WHAT IS EXPECTED:
Output the material beneath exactly, leaving nothing out.

ENTRIES SUPPLIED:
## START

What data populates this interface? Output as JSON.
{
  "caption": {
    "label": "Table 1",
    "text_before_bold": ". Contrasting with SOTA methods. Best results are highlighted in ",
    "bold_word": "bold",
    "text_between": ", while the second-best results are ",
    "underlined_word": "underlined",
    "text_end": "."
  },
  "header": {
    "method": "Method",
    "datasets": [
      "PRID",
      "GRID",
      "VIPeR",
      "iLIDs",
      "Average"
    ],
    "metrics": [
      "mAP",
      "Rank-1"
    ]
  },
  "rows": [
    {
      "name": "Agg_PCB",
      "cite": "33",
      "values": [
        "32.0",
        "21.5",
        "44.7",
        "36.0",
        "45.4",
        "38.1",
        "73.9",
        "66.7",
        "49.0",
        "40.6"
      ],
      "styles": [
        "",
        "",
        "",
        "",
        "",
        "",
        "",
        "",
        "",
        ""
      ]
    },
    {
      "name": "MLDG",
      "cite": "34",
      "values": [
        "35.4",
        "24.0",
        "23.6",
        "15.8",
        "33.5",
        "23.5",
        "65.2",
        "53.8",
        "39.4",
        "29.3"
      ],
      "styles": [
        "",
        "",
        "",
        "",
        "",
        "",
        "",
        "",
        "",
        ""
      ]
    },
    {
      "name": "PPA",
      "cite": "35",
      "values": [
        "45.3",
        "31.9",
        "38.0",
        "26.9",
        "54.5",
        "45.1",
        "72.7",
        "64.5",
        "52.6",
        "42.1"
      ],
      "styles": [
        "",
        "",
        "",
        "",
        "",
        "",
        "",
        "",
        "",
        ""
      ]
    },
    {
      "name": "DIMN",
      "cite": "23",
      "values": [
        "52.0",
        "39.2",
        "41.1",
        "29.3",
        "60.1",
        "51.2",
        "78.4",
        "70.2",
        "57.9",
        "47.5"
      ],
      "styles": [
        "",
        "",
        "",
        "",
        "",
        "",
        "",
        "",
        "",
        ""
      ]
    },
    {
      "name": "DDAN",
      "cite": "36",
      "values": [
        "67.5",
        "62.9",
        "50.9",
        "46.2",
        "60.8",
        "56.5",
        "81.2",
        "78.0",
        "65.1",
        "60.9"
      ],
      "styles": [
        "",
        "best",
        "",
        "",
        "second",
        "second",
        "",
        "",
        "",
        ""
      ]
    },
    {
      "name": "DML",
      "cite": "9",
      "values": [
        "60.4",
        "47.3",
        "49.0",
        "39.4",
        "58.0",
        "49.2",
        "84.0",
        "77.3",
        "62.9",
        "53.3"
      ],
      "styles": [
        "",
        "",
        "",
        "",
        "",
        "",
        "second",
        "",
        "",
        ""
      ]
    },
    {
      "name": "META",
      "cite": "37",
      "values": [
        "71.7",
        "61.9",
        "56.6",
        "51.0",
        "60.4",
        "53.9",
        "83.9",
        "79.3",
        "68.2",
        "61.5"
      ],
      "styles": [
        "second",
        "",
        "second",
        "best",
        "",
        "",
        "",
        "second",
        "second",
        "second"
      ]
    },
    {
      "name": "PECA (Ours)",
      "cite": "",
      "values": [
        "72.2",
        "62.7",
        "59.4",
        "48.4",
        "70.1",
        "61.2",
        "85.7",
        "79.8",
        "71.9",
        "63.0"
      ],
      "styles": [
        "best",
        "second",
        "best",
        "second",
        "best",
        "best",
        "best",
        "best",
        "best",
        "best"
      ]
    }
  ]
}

## END

ANSWER TO THIS EXERCISE:
What data populates this interface? Output as JSON.
{
  "caption": {
    "label": "Table 1",
    "text_before_bold": ". Contrasting with SOTA methods. Best results are highlighted in ",
    "bold_word": "bold",
    "text_between": ", while the second-best results are ",
    "underlined_word": "underlined",
    "text_end": "."
  },
  "header": {
    "method": "Method",
    "datasets": [
      "PRID",
      "GRID",
      "VIPeR",
      "iLIDs",
      "Average"
    ],
    "metrics": [
      "mAP",
      "Rank-1"
    ]
  },
  "rows": [
    {
      "name": "Agg_PCB",
      "cite": "33",
      "values": [
        "32.0",
        "21.5",
        "44.7",
        "36.0",
        "45.4",
        "38.1",
        "73.9",
        "66.7",
        "49.0",
        "40.6"
      ],
      "styles": [
        "",
        "",
        "",
        "",
        "",
        "",
        "",
        "",
        "",
        ""
      ]
    },
    {
      "name": "MLDG",
      "cite": "34",
      "values": [
        "35.4",
        "24.0",
        "23.6",
        "15.8",
        "33.5",
        "23.5",
        "65.2",
        "53.8",
        "39.4",
        "29.3"
      ],
      "styles": [
        "",
        "",
        "",
        "",
        "",
        "",
        "",
        "",
        "",
        ""
      ]
    },
    {
      "name": "PPA",
      "cite": "35",
      "values": [
        "45.3",
        "31.9",
        "38.0",
        "26.9",
        "54.5",
        "45.1",
        "72.7",
        "64.5",
        "52.6",
        "42.1"
      ],
      "styles": [
        "",
        "",
        "",
        "",
        "",
        "",
        "",
        "",
        "",
        ""
      ]
    },
    {
      "name": "DIMN",
      "cite": "23",
      "values": [
        "52.0",
        "39.2",
        "41.1",
        "29.3",
        "60.1",
        "51.2",
        "78.4",
        "70.2",
        "57.9",
        "47.5"
      ],
      "styles": [
        "",
        "",
        "",
        "",
        "",
        "",
        "",
        "",
        "",
        ""
      ]
    },
    {
      "name": "DDAN",
      "cite": "36",
      "values": [
        "67.5",
        "62.9",
        "50.9",
        "46.2",
        "60.8",
        "56.5",
        "81.2",
        "78.0",
        "65.1",
        "60.9"
      ],
      "styles": [
        "",
        "best",
        "",
        "",
        "second",
        "second",
        "",
        "",
        "",
        ""
      ]
    },
    {
      "name": "DML",
      "cite": "9",
      "values": [
        "60.4",
        "47.3",
        "49.0",
        "39.4",
        "58.0",
        "49.2",
        "84.0",
        "77.3",
        "62.9",
        "53.3"
      ],
      "styles": [
        "",
        "",
        "",
        "",
        "",
        "",
        "second",
        "",
        "",
        ""
      ]
    },
    {
      "name": "META",
      "cite": "37",
      "values": [
        "71.7",
        "61.9",
        "56.6",
        "51.0",
        "60.4",
        "53.9",
        "83.9",
        "79.3",
        "68.2",
        "61.5"
      ],
      "styles": [
        "second",
        "",
        "second",
        "best",
        "",
        "",
        "",
        "second",
        "second",
        "second"
      ]
    },
    {
      "name": "PECA (Ours)",
      "cite": "",
      "values": [
        "72.2",
        "62.7",
        "59.4",
        "48.4",
        "70.1",
        "61.2",
        "85.7",
        "79.8",
        "71.9",
        "63.0"
      ],
      "styles": [
        "best",
        "second",
        "best",
        "second",
        "best",
        "best",
        "best",
        "best",
        "best",
        "best"
      ]
    }
  ]
}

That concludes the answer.